[Begin EXTRACTED RECORDS]
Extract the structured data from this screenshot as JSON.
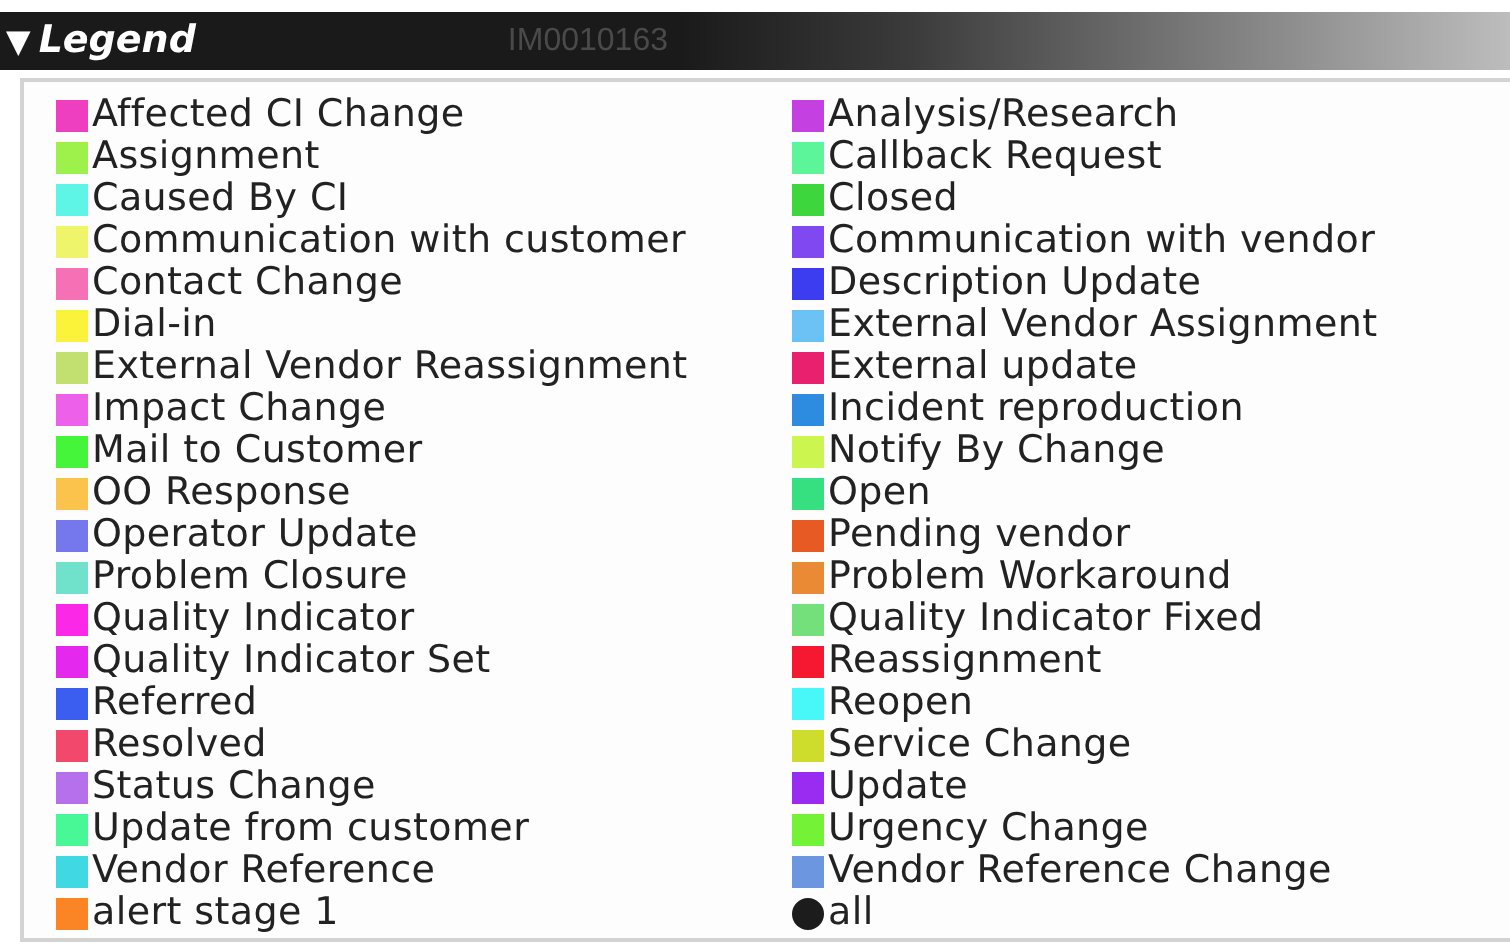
{
  "legend": {
    "title": "Legend",
    "toggle": "▼",
    "expanded": true,
    "background_label": "IM0010163",
    "items": [
      {
        "label": "Affected CI Change",
        "color": "#ee3fc0",
        "kind": "square"
      },
      {
        "label": "Analysis/Research",
        "color": "#c540e0",
        "kind": "square"
      },
      {
        "label": "Assignment",
        "color": "#9ef04a",
        "kind": "square"
      },
      {
        "label": "Callback Request",
        "color": "#5cf59a",
        "kind": "square"
      },
      {
        "label": "Caused By CI",
        "color": "#5ef5e6",
        "kind": "square"
      },
      {
        "label": "Closed",
        "color": "#3dd63d",
        "kind": "square"
      },
      {
        "label": "Communication with customer",
        "color": "#eef56a",
        "kind": "square"
      },
      {
        "label": "Communication with vendor",
        "color": "#8048f0",
        "kind": "square"
      },
      {
        "label": "Contact Change",
        "color": "#f570b4",
        "kind": "square"
      },
      {
        "label": "Description Update",
        "color": "#3c3cf0",
        "kind": "square"
      },
      {
        "label": "Dial-in",
        "color": "#fbf23a",
        "kind": "square"
      },
      {
        "label": "External Vendor Assignment",
        "color": "#6cc2f5",
        "kind": "square"
      },
      {
        "label": "External Vendor Reassignment",
        "color": "#c2e070",
        "kind": "square"
      },
      {
        "label": "External update",
        "color": "#e8206e",
        "kind": "square"
      },
      {
        "label": "Impact Change",
        "color": "#ec60ea",
        "kind": "square"
      },
      {
        "label": "Incident reproduction",
        "color": "#2e8ce0",
        "kind": "square"
      },
      {
        "label": "Mail to Customer",
        "color": "#44f53a",
        "kind": "square"
      },
      {
        "label": "Notify By Change",
        "color": "#ccf550",
        "kind": "square"
      },
      {
        "label": "OO Response",
        "color": "#fbc24c",
        "kind": "square"
      },
      {
        "label": "Open",
        "color": "#36e080",
        "kind": "square"
      },
      {
        "label": "Operator Update",
        "color": "#7478ec",
        "kind": "square"
      },
      {
        "label": "Pending vendor",
        "color": "#e85a24",
        "kind": "square"
      },
      {
        "label": "Problem Closure",
        "color": "#70e2cc",
        "kind": "square"
      },
      {
        "label": "Problem Workaround",
        "color": "#ea8a34",
        "kind": "square"
      },
      {
        "label": "Quality Indicator",
        "color": "#fb28e8",
        "kind": "square"
      },
      {
        "label": "Quality Indicator Fixed",
        "color": "#74e07c",
        "kind": "square"
      },
      {
        "label": "Quality Indicator Set",
        "color": "#e428ee",
        "kind": "square"
      },
      {
        "label": "Reassignment",
        "color": "#f51830",
        "kind": "square"
      },
      {
        "label": "Referred",
        "color": "#3c5ef0",
        "kind": "square"
      },
      {
        "label": "Reopen",
        "color": "#48f8f8",
        "kind": "square"
      },
      {
        "label": "Resolved",
        "color": "#f2486c",
        "kind": "square"
      },
      {
        "label": "Service Change",
        "color": "#cedc2c",
        "kind": "square"
      },
      {
        "label": "Status Change",
        "color": "#b670ec",
        "kind": "square"
      },
      {
        "label": "Update",
        "color": "#9a2cf2",
        "kind": "square"
      },
      {
        "label": "Update from customer",
        "color": "#48f896",
        "kind": "square"
      },
      {
        "label": "Urgency Change",
        "color": "#74f236",
        "kind": "square"
      },
      {
        "label": "Vendor Reference",
        "color": "#40d8e2",
        "kind": "square"
      },
      {
        "label": "Vendor Reference Change",
        "color": "#6c96e0",
        "kind": "square"
      },
      {
        "label": "alert stage 1",
        "color": "#fb8424",
        "kind": "square"
      },
      {
        "label": "all",
        "color": "#1c1c1c",
        "kind": "dot"
      }
    ]
  }
}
[End EXTRACTED RECORDS]
• [WHAT YOU WILL DO]: In the listing, find every line containing the word "Communication" and list it.

• [THE COMPLETED TASK]:
        "label": "Communication with customer",
        "label": "Communication with vendor",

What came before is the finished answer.